Text shown.
-- begin --
The previous Syrian constitution of 1973 vested the Ba'ath Party (formally the Arab Ba'ath Socialist Party) with leadership functions in the state and society and provided broad powers to the president. The president, approved by referendum for a 7-year term, was also Secretary General of the Ba'ath Party and leader of the National Progressive Front. During the 2011–2012 Syrian uprising, a new constitution was put to a referendum. Amongst other changes, it abolished the old article 8 which entrenched the power of the Ba'ath party. The new article 8 reads: "The political system of the state shall be based on the principle of political pluralism, and exercising power democratically through the ballot box".[19] In a new article 88, it introduced presidential elections and limited the term of office for the president to seven years with a maximum of one re-election.[20] The referendum resulted in the adoption of the new constitution, which came into force on 27 February 2012.[21] The president has the right to appoint ministers (Council of Ministers), to declare war and states of emergency, to issue laws (which, except in the case of emergency, require ratification by the People's Council), to declare amnesty, to amend the constitution, and to appoint civil servants and military personnel. The late President Hafiz al-Asad was confirmed by unopposed plebiscites five times. His son and current President Bashar al-Assad, was confirmed by an unopposed referendum in July 2000. He was confirmed again on 27 May 2007 with 97.6% of the vote[5][22]

Along with the National Progressive Front, the president decides issues of war and peace and approves the state's 5-year economic plans. The National Progressive Front also acts as a forum in which economic policies are debated and the country's political orientation is determined.

The Syrian constitution of 2012 requires that the president be Muslim but does not make Islam the state religion. The judicial system in Syria is an amalgam of Ottoman, French, and Islamic laws, with three levels of courts: courts of first instance, courts of appeals, and the constitutional court, the highest tribunal. In addition, religious courts handle questions of personal and family law. The Ba'ath Party emphasizes socialism and secular Pan-Arabism. Despite the Ba'ath Party's doctrine on building national rather than ethnic identity, the issues of ethnic, religious, and regional allegiances still remain important in Syria.
-- end --
Exercise task. Write out the passage on Syria's constitution and government word for word.

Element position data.
-- begin --
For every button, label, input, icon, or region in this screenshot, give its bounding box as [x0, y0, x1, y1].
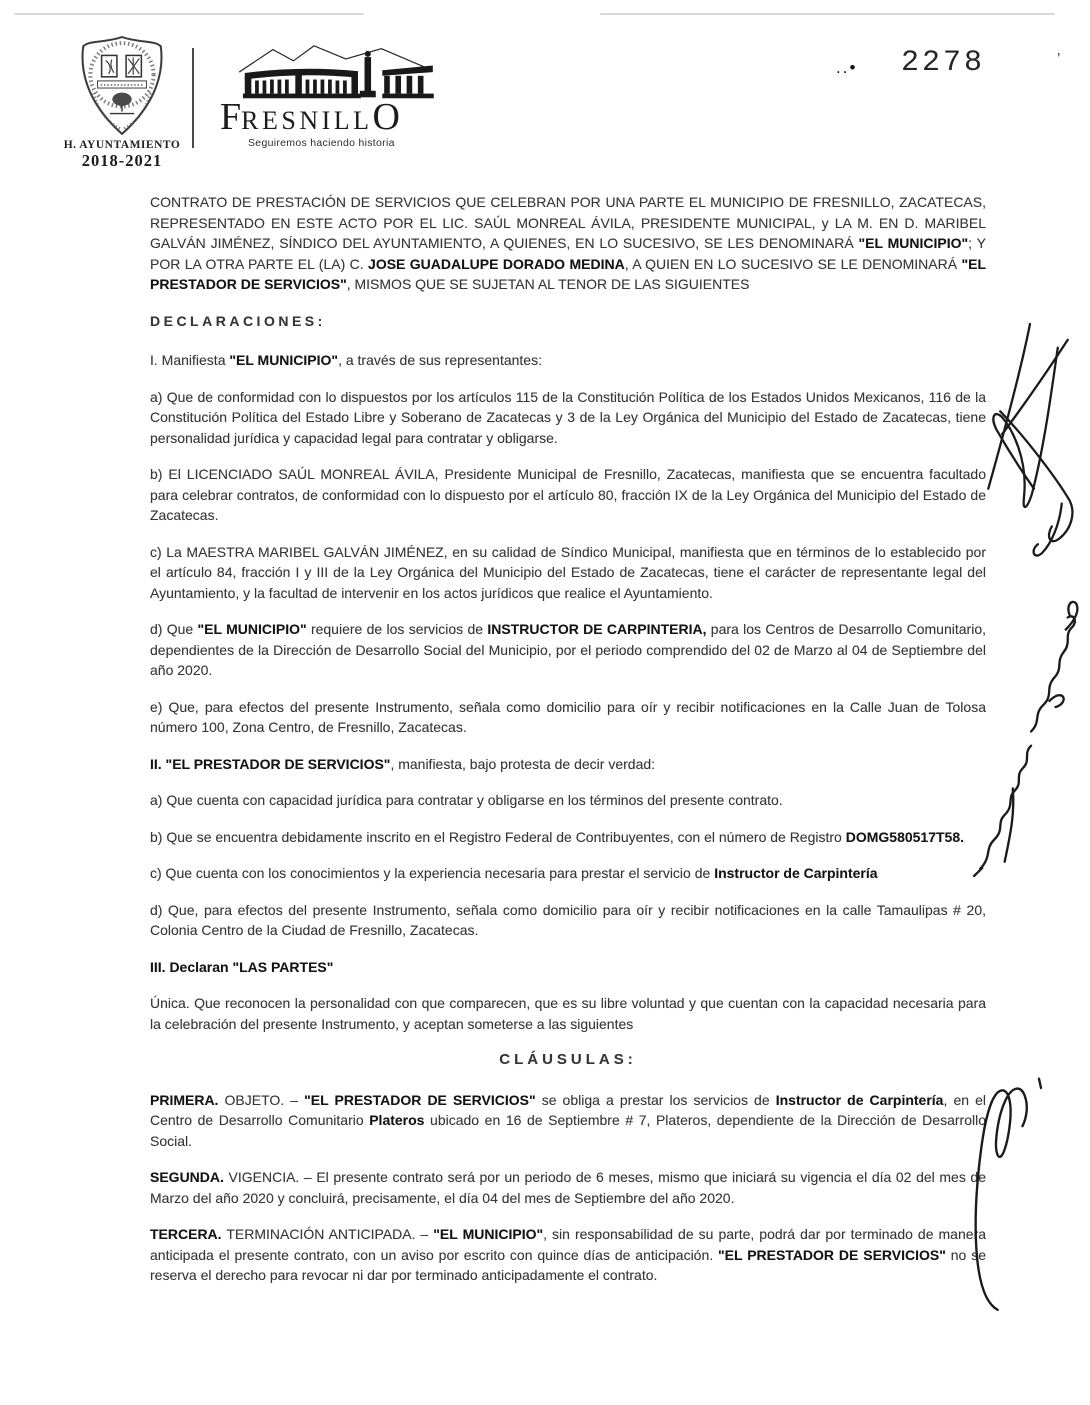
declaration-i-item-b: b) El LICENCIADO SAÚL MONREAL ÁVILA, Pre… [150, 464, 986, 526]
crest-caption: H. AYUNTAMIENTO [58, 139, 186, 151]
fresnillo-bridge-logo-icon [230, 44, 442, 102]
declaration-i-item-e: e) Que, para efectos del presente Instru… [150, 697, 986, 738]
folio-corner-tick: ’ [1057, 50, 1060, 67]
municipal-crest: H. AYUNTAMIENTO 2018-2021 [58, 34, 186, 171]
logo-title-final: O [373, 98, 400, 136]
declaration-i-item-d: d) Que "EL MUNICIPIO" requiere de los se… [150, 619, 986, 681]
unica-paragraph: Única. Que reconocen la personalidad con… [150, 993, 986, 1034]
intro-paragraph: CONTRATO DE PRESTACIÓN DE SERVICIOS QUE … [150, 192, 986, 295]
clause-segunda: SEGUNDA. VIGENCIA. – El presente contrat… [150, 1167, 986, 1208]
section-iii-heading: III. Declaran "LAS PARTES" [150, 957, 986, 978]
folio-ink-dots: ..• [836, 58, 857, 78]
scanned-contract-page: H. AYUNTAMIENTO 2018-2021 [0, 0, 1090, 1405]
contract-body: CONTRATO DE PRESTACIÓN DE SERVICIOS QUE … [150, 192, 986, 1302]
clause-tercera: TERCERA. TERMINACIÓN ANTICIPADA. – "EL M… [150, 1224, 986, 1286]
logo-title: FRESNILLO [220, 98, 470, 136]
declaration-ii-item-a: a) Que cuenta con capacidad jurídica par… [150, 790, 986, 811]
logo-tagline: Seguiremos haciendo historia [248, 137, 470, 149]
declaration-ii-item-c: c) Que cuenta con los conocimientos y la… [150, 863, 986, 884]
clausulas-heading: CLÁUSULAS: [150, 1050, 986, 1071]
municipal-crest-icon [75, 34, 169, 138]
declaration-i-item-a: a) Que de conformidad con lo dispuestos … [150, 387, 986, 449]
logo-title-initial: F [220, 98, 241, 136]
logo-title-middle: RESNILL [241, 108, 372, 134]
clause-primera: PRIMERA. OBJETO. – "EL PRESTADOR DE SERV… [150, 1090, 986, 1152]
section-ii-heading: II. "EL PRESTADOR DE SERVICIOS", manifie… [150, 754, 986, 775]
crest-years: 2018-2021 [58, 151, 186, 171]
declaraciones-heading: DECLARACIONES: [150, 311, 986, 332]
section-i-heading: I. Manifiesta "EL MUNICIPIO", a través d… [150, 350, 986, 371]
folio-number: 2278 [901, 46, 985, 80]
scan-artifact-line [600, 13, 1055, 15]
declaration-ii-item-b: b) Que se encuentra debidamente inscrito… [150, 827, 986, 848]
signature-handwritten-name-icon [970, 588, 1082, 880]
declaration-i-item-c: c) La MAESTRA MARIBEL GALVÁN JIMÉNEZ, en… [150, 542, 986, 604]
declaration-ii-item-d: d) Que, para efectos del presente Instru… [150, 900, 986, 941]
header-divider [192, 48, 194, 148]
fresnillo-logo: FRESNILLO Seguiremos haciendo historia [220, 44, 470, 149]
scan-artifact-line [14, 13, 364, 15]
-- end --
Result.
The previous Syrian constitution of 1973 vested the Ba'ath Party (formally the Arab Ba'ath Socialist Party) with leadership functions in the state and society and provided broad powers to the president. The president, approved by referendum for a 7-year term, was also Secretary General of the Ba'ath Party and leader of the National Progressive Front. During the 2011–2012 Syrian uprising, a new constitution was put to a referendum. Amongst other changes, it abolished the old article 8 which entrenched the power of the Ba'ath party. The new article 8 reads: "The political system of the state shall be based on the principle of political pluralism, and exercising power democratically through the ballot box".[19] In a new article 88, it introduced presidential elections and limited the term of office for the president to seven years with a maximum of one re-election.[20] The referendum resulted in the adoption of the new constitution, which came into force on 27 February 2012.[21] The president has the right to appoint ministers (Council of Ministers), to declare war and states of emergency, to issue laws (which, except in the case of emergency, require ratification by the People's Council), to declare amnesty, to amend the constitution, and to appoint civil servants and military personnel. The late President Hafiz al-Asad was confirmed by unopposed plebiscites five times. His son and current President Bashar al-Assad, was confirmed by an unopposed referendum in July 2000. He was confirmed again on 27 May 2007 with 97.6% of the vote[5][22]

Along with the National Progressive Front, the president decides issues of war and peace and approves the state's 5-year economic plans. The National Progressive Front also acts as a forum in which economic policies are debated and the country's political orientation is determined.

The Syrian constitution of 2012 requires that the president be Muslim but does not make Islam the state religion. The judicial system in Syria is an amalgam of Ottoman, French, and Islamic laws, with three levels of courts: courts of first instance, courts of appeals, and the constitutional court, the highest tribunal. In addition, religious courts handle questions of personal and family law. The Ba'ath Party emphasizes socialism and secular Pan-Arabism. Despite the Ba'ath Party's doctrine on building national rather than ethnic identity, the issues of ethnic, religious, and regional allegiances still remain important in Syria.